Please copy out the rows below word for word, from the first row through the row that contains "bar [419,338,466,346]", both included.

◆ **Spatial annotation entries**:

## Begin

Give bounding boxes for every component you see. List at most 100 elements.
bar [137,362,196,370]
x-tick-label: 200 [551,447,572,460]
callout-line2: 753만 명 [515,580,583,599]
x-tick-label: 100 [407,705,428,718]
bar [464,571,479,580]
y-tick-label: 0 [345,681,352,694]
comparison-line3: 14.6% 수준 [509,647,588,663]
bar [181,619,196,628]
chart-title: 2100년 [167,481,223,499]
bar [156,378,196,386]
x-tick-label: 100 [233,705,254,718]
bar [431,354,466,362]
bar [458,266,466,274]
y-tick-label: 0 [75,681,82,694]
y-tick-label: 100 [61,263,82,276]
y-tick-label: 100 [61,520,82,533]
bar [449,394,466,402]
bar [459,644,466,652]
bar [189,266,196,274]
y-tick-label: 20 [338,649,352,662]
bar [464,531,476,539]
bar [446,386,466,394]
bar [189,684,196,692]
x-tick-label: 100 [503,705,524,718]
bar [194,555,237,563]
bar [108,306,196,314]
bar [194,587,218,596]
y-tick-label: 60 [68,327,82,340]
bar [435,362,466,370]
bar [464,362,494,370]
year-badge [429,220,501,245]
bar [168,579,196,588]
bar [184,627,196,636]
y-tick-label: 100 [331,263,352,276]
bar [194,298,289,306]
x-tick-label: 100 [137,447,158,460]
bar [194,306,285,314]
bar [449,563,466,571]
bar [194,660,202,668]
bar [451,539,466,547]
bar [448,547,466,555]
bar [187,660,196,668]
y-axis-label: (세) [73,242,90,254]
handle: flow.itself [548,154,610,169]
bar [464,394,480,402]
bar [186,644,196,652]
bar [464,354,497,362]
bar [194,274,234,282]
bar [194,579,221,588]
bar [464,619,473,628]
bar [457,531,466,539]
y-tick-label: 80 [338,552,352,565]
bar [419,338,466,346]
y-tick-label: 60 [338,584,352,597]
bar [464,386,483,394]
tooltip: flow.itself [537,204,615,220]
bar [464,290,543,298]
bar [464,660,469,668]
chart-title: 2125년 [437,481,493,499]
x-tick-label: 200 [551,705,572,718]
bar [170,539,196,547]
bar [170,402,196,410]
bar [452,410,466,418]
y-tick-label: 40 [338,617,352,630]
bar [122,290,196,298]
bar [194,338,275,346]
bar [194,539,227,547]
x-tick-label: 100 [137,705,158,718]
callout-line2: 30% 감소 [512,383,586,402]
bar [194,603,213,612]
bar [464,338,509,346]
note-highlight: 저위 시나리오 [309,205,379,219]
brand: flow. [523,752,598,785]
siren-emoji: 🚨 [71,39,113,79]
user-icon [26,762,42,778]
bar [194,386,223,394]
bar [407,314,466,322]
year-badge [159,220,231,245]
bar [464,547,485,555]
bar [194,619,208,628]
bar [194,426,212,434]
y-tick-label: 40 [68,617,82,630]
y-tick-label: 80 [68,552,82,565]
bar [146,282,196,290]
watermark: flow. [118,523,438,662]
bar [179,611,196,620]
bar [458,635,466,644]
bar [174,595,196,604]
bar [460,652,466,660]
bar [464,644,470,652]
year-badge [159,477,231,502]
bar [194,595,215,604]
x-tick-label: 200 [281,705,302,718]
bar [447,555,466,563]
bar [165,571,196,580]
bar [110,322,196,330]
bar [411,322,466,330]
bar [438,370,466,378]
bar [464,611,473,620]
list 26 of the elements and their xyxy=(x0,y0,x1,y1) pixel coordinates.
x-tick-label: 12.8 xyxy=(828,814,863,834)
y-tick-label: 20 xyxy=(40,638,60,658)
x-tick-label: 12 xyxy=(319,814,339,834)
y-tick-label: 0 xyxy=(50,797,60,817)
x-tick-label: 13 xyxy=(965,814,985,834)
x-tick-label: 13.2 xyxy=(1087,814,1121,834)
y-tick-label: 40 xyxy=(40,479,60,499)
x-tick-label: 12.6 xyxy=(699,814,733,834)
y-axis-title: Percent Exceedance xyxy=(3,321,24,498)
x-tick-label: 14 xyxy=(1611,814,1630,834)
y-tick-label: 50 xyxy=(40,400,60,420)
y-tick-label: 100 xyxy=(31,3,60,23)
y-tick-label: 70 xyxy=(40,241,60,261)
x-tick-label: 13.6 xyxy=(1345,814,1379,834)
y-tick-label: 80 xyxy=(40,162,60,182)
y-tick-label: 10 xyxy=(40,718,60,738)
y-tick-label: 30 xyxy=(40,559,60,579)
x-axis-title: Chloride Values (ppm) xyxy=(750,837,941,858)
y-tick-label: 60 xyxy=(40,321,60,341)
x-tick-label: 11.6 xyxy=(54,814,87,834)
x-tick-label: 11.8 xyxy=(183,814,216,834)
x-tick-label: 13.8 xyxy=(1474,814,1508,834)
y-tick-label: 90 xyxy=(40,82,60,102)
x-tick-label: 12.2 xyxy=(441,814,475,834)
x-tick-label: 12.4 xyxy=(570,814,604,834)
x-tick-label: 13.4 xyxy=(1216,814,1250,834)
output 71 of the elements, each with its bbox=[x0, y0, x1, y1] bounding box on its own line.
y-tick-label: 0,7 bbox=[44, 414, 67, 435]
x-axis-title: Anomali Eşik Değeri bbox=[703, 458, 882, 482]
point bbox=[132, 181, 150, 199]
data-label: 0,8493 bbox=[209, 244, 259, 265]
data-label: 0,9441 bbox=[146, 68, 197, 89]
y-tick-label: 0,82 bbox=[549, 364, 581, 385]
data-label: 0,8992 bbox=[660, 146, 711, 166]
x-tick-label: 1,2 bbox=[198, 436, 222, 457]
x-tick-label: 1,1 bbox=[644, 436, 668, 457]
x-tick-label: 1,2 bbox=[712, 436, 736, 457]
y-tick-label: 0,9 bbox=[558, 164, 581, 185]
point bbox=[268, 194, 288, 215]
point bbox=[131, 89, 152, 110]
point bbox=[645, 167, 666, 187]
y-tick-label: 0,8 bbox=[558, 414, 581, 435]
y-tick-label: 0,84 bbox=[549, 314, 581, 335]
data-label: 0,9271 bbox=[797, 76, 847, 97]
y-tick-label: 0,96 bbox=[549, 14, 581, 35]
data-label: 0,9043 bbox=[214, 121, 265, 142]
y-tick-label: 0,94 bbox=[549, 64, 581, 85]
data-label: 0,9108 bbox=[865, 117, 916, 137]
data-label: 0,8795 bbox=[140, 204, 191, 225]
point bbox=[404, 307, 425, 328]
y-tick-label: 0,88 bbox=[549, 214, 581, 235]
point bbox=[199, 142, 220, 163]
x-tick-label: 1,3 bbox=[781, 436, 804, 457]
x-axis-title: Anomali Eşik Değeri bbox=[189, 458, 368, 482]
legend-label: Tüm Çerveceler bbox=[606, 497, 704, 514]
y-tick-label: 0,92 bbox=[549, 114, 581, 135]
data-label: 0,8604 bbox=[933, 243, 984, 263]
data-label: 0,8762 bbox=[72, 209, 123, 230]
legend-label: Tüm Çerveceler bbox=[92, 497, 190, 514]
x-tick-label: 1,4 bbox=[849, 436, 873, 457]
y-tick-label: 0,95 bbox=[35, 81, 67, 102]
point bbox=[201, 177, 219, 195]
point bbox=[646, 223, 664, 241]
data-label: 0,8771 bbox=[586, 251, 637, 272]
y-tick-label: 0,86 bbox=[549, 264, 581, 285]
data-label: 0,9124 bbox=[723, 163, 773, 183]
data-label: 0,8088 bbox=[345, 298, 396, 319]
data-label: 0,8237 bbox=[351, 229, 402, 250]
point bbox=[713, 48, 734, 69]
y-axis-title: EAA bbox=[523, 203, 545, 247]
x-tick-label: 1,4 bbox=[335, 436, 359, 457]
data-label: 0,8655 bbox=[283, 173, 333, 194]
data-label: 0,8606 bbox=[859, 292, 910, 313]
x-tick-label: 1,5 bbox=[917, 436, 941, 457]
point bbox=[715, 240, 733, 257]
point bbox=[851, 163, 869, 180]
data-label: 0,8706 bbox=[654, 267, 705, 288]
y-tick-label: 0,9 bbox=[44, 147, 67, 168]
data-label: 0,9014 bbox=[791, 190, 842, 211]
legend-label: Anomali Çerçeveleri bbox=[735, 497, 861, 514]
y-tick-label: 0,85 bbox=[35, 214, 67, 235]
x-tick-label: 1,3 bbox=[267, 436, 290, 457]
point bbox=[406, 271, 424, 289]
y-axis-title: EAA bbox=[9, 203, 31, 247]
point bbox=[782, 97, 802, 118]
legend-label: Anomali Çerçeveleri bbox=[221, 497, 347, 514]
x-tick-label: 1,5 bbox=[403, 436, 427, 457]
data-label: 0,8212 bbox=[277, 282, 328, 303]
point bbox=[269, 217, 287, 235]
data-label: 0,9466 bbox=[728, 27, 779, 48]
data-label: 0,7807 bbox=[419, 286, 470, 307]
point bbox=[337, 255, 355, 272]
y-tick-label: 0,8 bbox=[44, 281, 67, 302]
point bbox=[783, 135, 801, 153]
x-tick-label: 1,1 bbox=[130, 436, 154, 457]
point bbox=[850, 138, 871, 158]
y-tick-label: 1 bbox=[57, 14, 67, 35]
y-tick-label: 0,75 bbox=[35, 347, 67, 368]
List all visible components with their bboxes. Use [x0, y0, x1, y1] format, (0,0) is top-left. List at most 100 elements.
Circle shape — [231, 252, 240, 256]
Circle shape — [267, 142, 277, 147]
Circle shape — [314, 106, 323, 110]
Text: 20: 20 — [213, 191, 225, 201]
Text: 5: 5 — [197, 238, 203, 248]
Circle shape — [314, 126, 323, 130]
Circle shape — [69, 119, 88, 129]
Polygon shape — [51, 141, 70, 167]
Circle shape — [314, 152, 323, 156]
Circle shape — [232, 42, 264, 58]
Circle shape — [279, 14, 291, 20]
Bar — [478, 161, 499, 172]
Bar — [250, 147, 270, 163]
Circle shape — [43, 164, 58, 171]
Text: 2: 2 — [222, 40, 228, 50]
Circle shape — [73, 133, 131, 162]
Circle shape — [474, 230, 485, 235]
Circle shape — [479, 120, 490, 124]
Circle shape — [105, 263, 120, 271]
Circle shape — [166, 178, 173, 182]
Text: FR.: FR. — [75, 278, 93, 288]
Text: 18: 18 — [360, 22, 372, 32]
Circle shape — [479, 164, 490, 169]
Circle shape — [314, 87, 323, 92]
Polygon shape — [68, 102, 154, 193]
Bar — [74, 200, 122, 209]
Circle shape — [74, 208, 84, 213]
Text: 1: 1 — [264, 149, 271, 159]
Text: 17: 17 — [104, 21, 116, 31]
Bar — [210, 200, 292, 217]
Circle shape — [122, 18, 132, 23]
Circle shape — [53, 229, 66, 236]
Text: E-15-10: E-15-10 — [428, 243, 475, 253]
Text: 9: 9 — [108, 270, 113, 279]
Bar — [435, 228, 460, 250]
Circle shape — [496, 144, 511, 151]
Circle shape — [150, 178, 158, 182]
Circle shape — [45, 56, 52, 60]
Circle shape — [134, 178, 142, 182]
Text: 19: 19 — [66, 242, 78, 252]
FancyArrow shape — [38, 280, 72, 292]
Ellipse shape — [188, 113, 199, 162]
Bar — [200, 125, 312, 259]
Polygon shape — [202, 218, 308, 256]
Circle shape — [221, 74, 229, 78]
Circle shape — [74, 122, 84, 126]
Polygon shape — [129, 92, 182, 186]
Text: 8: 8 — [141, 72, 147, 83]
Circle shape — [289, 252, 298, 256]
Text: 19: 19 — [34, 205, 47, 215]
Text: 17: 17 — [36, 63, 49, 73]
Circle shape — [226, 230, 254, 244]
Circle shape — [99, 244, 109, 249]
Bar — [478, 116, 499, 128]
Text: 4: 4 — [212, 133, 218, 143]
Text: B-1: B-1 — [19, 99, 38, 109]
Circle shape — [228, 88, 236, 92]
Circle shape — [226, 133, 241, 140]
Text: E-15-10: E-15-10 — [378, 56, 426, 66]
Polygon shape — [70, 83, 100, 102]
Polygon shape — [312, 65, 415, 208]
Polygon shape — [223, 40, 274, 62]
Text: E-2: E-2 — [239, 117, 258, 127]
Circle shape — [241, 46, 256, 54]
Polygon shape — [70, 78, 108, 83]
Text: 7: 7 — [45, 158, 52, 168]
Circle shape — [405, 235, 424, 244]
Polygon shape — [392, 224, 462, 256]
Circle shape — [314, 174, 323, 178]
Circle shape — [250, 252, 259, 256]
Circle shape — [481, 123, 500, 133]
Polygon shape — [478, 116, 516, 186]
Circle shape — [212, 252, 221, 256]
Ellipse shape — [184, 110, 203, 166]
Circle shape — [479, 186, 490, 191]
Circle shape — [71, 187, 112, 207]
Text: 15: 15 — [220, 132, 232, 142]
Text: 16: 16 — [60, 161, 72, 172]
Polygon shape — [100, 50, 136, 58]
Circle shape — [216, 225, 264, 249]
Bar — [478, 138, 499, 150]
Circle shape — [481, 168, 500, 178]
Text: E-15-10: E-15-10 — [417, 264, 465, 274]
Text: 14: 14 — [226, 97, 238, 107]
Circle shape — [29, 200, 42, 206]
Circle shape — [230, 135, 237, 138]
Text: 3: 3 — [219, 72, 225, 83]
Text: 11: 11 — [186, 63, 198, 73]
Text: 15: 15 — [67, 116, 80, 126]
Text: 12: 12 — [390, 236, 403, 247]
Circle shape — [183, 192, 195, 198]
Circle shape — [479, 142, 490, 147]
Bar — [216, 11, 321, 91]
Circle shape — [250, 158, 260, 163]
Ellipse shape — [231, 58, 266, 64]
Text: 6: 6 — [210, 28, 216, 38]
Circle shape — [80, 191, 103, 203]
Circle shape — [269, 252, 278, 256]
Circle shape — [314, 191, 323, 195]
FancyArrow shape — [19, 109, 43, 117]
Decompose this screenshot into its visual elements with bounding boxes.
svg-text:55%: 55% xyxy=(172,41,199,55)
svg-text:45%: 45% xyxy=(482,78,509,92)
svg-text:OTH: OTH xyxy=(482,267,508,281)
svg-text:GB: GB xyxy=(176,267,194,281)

## End

◆ **Response to this exercise**:
Give bounding boxes for every component you see. List at most 100 elements.
bar [137,362,196,370]
x-tick-label: 200 [551,447,572,460]
callout-line2: 753만 명 [515,580,583,599]
x-tick-label: 100 [407,705,428,718]
bar [464,571,479,580]
y-tick-label: 0 [345,681,352,694]
comparison-line3: 14.6% 수준 [509,647,588,663]
bar [181,619,196,628]
chart-title: 2100년 [167,481,223,499]
bar [156,378,196,386]
x-tick-label: 100 [233,705,254,718]
bar [431,354,466,362]
bar [458,266,466,274]
y-tick-label: 0 [75,681,82,694]
y-tick-label: 100 [61,263,82,276]
y-tick-label: 100 [61,520,82,533]
bar [449,394,466,402]
bar [459,644,466,652]
bar [189,266,196,274]
y-tick-label: 20 [338,649,352,662]
bar [464,531,476,539]
bar [446,386,466,394]
bar [189,684,196,692]
x-tick-label: 100 [503,705,524,718]
bar [194,555,237,563]
bar [108,306,196,314]
bar [194,587,218,596]
y-tick-label: 60 [68,327,82,340]
bar [435,362,466,370]
bar [464,362,494,370]
year-badge [429,220,501,245]
bar [168,579,196,588]
bar [184,627,196,636]
y-tick-label: 100 [331,263,352,276]
bar [194,298,289,306]
x-tick-label: 100 [137,447,158,460]
bar [194,306,285,314]
bar [449,563,466,571]
bar [194,660,202,668]
bar [451,539,466,547]
bar [448,547,466,555]
bar [187,660,196,668]
y-axis-label: (세) [73,242,90,254]
handle: flow.itself [548,154,610,169]
bar [464,394,480,402]
bar [186,644,196,652]
bar [464,354,497,362]
bar [194,274,234,282]
bar [194,579,221,588]
bar [464,619,473,628]
bar [457,531,466,539]
y-tick-label: 80 [338,552,352,565]
bar [419,338,466,346]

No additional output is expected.